**Raw data:**
* Start *

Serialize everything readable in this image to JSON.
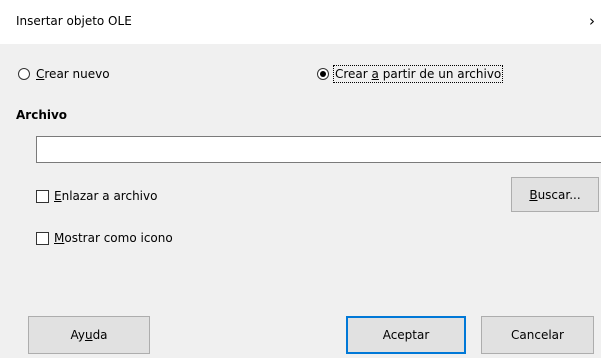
{
  "window": {
    "title": "Insertar objeto OLE",
    "close_glyph": "›"
  },
  "mode": {
    "create_new": {
      "pre": "",
      "key": "C",
      "post": "rear nuevo",
      "checked": false
    },
    "from_file": {
      "pre": "Crear ",
      "key": "a",
      "post": " partir de un archivo",
      "checked": true
    }
  },
  "file_section": {
    "label": "Archivo",
    "path_value": ""
  },
  "options": {
    "link_to_file": {
      "key": "E",
      "post": "nlazar a archivo",
      "checked": false
    },
    "show_as_icon": {
      "key": "M",
      "post": "ostrar como icono",
      "checked": false
    }
  },
  "buttons": {
    "browse": {
      "key": "B",
      "post": "uscar..."
    },
    "help": {
      "pre": "Ay",
      "key": "u",
      "post": "da"
    },
    "ok": {
      "label": "Aceptar"
    },
    "cancel": {
      "label": "Cancelar"
    }
  },
  "colors": {
    "default_button_border": "#0078d7",
    "dialog_background": "#f0f0f0",
    "titlebar_background": "#ffffff"
  }
}
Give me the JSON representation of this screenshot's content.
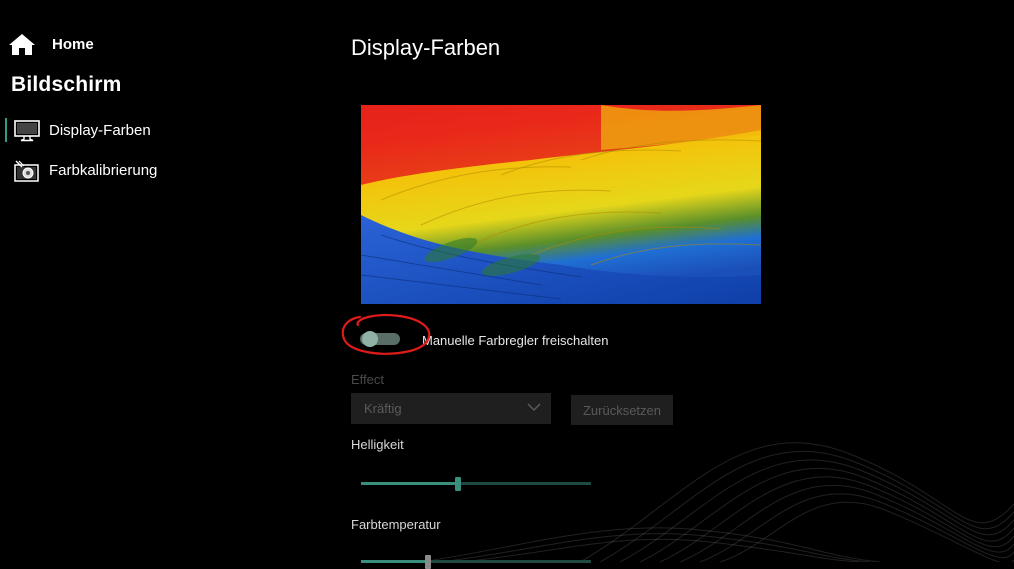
{
  "sidebar": {
    "home_label": "Home",
    "section_title": "Bildschirm",
    "items": [
      {
        "label": "Display-Farben",
        "icon": "monitor-icon",
        "selected": true
      },
      {
        "label": "Farbkalibrierung",
        "icon": "color-calibration-icon",
        "selected": false
      }
    ]
  },
  "main": {
    "title": "Display-Farben",
    "preview_image": "parrot-feathers-image",
    "toggle": {
      "label": "Manuelle Farbregler freischalten",
      "on": false
    },
    "effect": {
      "label": "Effect",
      "selected": "Kräftig"
    },
    "reset_label": "Zurücksetzen",
    "sliders": [
      {
        "label": "Helligkeit",
        "value": 0.42
      },
      {
        "label": "Farbtemperatur",
        "value": 0.29
      }
    ]
  },
  "colors": {
    "accent": "#3a8f7c",
    "annotation": "#e01b1b"
  }
}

* End *

**What needs to be done:**
Restate every record exactly, please; do not copy the pictures.

**Complete output:**
Serialize everything readable in this image to JSON.
{
  "window": {
    "title": "Insertar objeto OLE",
    "close_glyph": "›"
  },
  "mode": {
    "create_new": {
      "pre": "",
      "key": "C",
      "post": "rear nuevo",
      "checked": false
    },
    "from_file": {
      "pre": "Crear ",
      "key": "a",
      "post": " partir de un archivo",
      "checked": true
    }
  },
  "file_section": {
    "label": "Archivo",
    "path_value": ""
  },
  "options": {
    "link_to_file": {
      "key": "E",
      "post": "nlazar a archivo",
      "checked": false
    },
    "show_as_icon": {
      "key": "M",
      "post": "ostrar como icono",
      "checked": false
    }
  },
  "buttons": {
    "browse": {
      "key": "B",
      "post": "uscar..."
    },
    "help": {
      "pre": "Ay",
      "key": "u",
      "post": "da"
    },
    "ok": {
      "label": "Aceptar"
    },
    "cancel": {
      "label": "Cancelar"
    }
  },
  "colors": {
    "default_button_border": "#0078d7",
    "dialog_background": "#f0f0f0",
    "titlebar_background": "#ffffff"
  }
}
Give me the JSON representation of this screenshot's content.
{
  "sidebar": {
    "home_label": "Home",
    "section_title": "Bildschirm",
    "items": [
      {
        "label": "Display-Farben",
        "icon": "monitor-icon",
        "selected": true
      },
      {
        "label": "Farbkalibrierung",
        "icon": "color-calibration-icon",
        "selected": false
      }
    ]
  },
  "main": {
    "title": "Display-Farben",
    "preview_image": "parrot-feathers-image",
    "toggle": {
      "label": "Manuelle Farbregler freischalten",
      "on": false
    },
    "effect": {
      "label": "Effect",
      "selected": "Kräftig"
    },
    "reset_label": "Zurücksetzen",
    "sliders": [
      {
        "label": "Helligkeit",
        "value": 0.42
      },
      {
        "label": "Farbtemperatur",
        "value": 0.29
      }
    ]
  },
  "colors": {
    "accent": "#3a8f7c",
    "annotation": "#e01b1b"
  }
}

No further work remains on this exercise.